--- Material for this exercise ---
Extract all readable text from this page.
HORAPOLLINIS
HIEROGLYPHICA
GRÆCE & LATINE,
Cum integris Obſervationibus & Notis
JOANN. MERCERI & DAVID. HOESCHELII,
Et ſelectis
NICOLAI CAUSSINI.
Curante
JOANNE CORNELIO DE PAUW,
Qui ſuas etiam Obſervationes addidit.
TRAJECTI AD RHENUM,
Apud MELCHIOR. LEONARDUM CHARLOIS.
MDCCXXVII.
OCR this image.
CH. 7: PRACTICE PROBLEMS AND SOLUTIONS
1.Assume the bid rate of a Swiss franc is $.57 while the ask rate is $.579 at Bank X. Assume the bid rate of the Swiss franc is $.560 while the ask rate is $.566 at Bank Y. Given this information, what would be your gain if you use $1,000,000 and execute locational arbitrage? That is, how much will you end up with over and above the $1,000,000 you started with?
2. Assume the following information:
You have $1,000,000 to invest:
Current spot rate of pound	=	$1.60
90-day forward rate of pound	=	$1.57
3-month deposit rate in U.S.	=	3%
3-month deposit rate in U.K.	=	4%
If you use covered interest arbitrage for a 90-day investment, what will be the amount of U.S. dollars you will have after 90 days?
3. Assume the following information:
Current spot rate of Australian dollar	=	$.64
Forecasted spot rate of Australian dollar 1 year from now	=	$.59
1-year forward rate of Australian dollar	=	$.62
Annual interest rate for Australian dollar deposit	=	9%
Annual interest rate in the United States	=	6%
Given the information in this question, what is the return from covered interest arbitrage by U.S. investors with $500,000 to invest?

--- Exercise goal ---
Copy out each record from above, exactly.

--- Right answer ---
Extract all readable text from this page.
HORAPOLLINIS
HIEROGLYPHICA
GRÆCE & LATINE,
Cum integris Obſervationibus & Notis
JOANN. MERCERI & DAVID. HOESCHELII,
Et ſelectis
NICOLAI CAUSSINI.
Curante
JOANNE CORNELIO DE PAUW,
Qui ſuas etiam Obſervationes addidit.
TRAJECTI AD RHENUM,
Apud MELCHIOR. LEONARDUM CHARLOIS.
MDCCXXVII.
OCR this image.
CH. 7: PRACTICE PROBLEMS AND SOLUTIONS
1.Assume the bid rate of a Swiss franc is $.57 while the ask rate is $.579 at Bank X. Assume the bid rate of the Swiss franc is $.560 while the ask rate is $.566 at Bank Y. Given this information, what would be your gain if you use $1,000,000 and execute locational arbitrage? That is, how much will you end up with over and above the $1,000,000 you started with?
2. Assume the following information:
You have $1,000,000 to invest:
Current spot rate of pound	=	$1.60
90-day forward rate of pound	=	$1.57
3-month deposit rate in U.S.	=	3%
3-month deposit rate in U.K.	=	4%
If you use covered interest arbitrage for a 90-day investment, what will be the amount of U.S. dollars you will have after 90 days?
3. Assume the following information:
Current spot rate of Australian dollar	=	$.64
Forecasted spot rate of Australian dollar 1 year from now	=	$.59
1-year forward rate of Australian dollar	=	$.62
Annual interest rate for Australian dollar deposit	=	9%
Annual interest rate in the United States	=	6%
Given the information in this question, what is the return from covered interest arbitrage by U.S. investors with $500,000 to invest?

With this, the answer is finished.